AIM |
Extract the full listing verbatim and drop any pictures from your copy.

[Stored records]
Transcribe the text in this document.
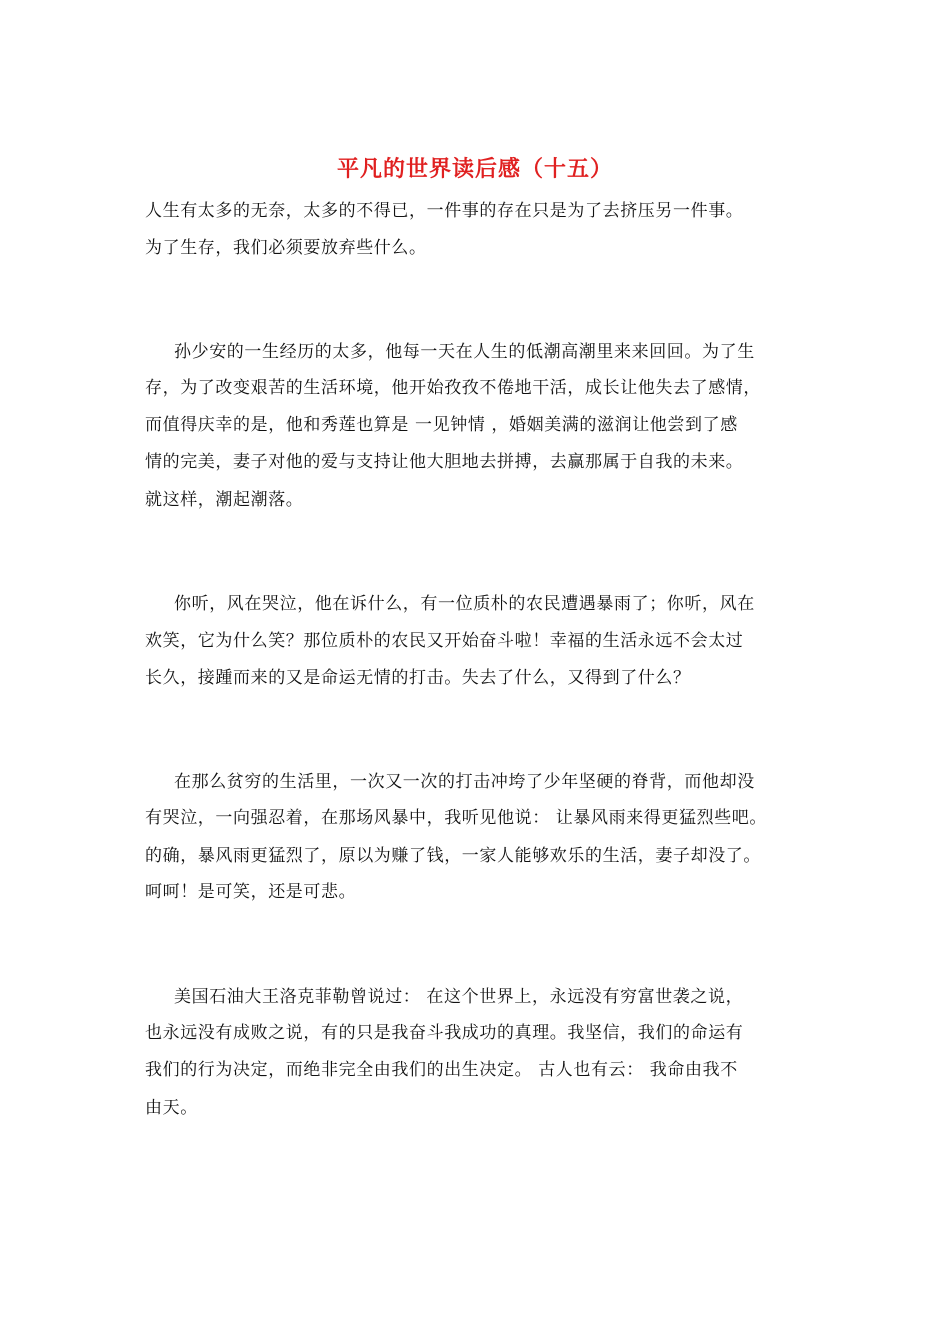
平凡的世界读后感（十五）
人生有太多的无奈，太多的不得已，一件事的存在只是为了去挤压另一件事。
为了生存，我们必须要放弃些什么。
孙少安的一生经历的太多，他每一天在人生的低潮高潮里来来回回。为了生
存，为了改变艰苦的生活环境，他开始孜孜不倦地干活，成长让他失去了感情，
而值得庆幸的是，他和秀莲也算是 一见钟情 ，婚姻美满的滋润让他尝到了感
情的完美，妻子对他的爱与支持让他大胆地去拼搏，去赢那属于自我的未来。
就这样，潮起潮落。
你听，风在哭泣，他在诉什么，有一位质朴的农民遭遇暴雨了；你听，风在
欢笑，它为什么笑？那位质朴的农民又开始奋斗啦！幸福的生活永远不会太过
长久，接踵而来的又是命运无情的打击。失去了什么，又得到了什么？
在那么贫穷的生活里，一次又一次的打击冲垮了少年坚硬的脊背，而他却没
有哭泣，一向强忍着，在那场风暴中，我听见他说： 让暴风雨来得更猛烈些吧。
的确，暴风雨更猛烈了，原以为赚了钱，一家人能够欢乐的生活，妻子却没了。
呵呵！是可笑，还是可悲。
美国石油大王洛克菲勒曾说过： 在这个世界上，永远没有穷富世袭之说，
也永远没有成败之说，有的只是我奋斗我成功的真理。我坚信，我们的命运有
我们的行为决定，而绝非完全由我们的出生决定。 古人也有云： 我命由我不
由天。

SOLUTION TO THIS PROBLEM |
Transcribe the text in this document.
平凡的世界读后感（十五）
人生有太多的无奈，太多的不得已，一件事的存在只是为了去挤压另一件事。
为了生存，我们必须要放弃些什么。
孙少安的一生经历的太多，他每一天在人生的低潮高潮里来来回回。为了生
存，为了改变艰苦的生活环境，他开始孜孜不倦地干活，成长让他失去了感情，
而值得庆幸的是，他和秀莲也算是 一见钟情 ，婚姻美满的滋润让他尝到了感
情的完美，妻子对他的爱与支持让他大胆地去拼搏，去赢那属于自我的未来。
就这样，潮起潮落。
你听，风在哭泣，他在诉什么，有一位质朴的农民遭遇暴雨了；你听，风在
欢笑，它为什么笑？那位质朴的农民又开始奋斗啦！幸福的生活永远不会太过
长久，接踵而来的又是命运无情的打击。失去了什么，又得到了什么？
在那么贫穷的生活里，一次又一次的打击冲垮了少年坚硬的脊背，而他却没
有哭泣，一向强忍着，在那场风暴中，我听见他说： 让暴风雨来得更猛烈些吧。
的确，暴风雨更猛烈了，原以为赚了钱，一家人能够欢乐的生活，妻子却没了。
呵呵！是可笑，还是可悲。
美国石油大王洛克菲勒曾说过： 在这个世界上，永远没有穷富世袭之说，
也永远没有成败之说，有的只是我奋斗我成功的真理。我坚信，我们的命运有
我们的行为决定，而绝非完全由我们的出生决定。 古人也有云： 我命由我不
由天。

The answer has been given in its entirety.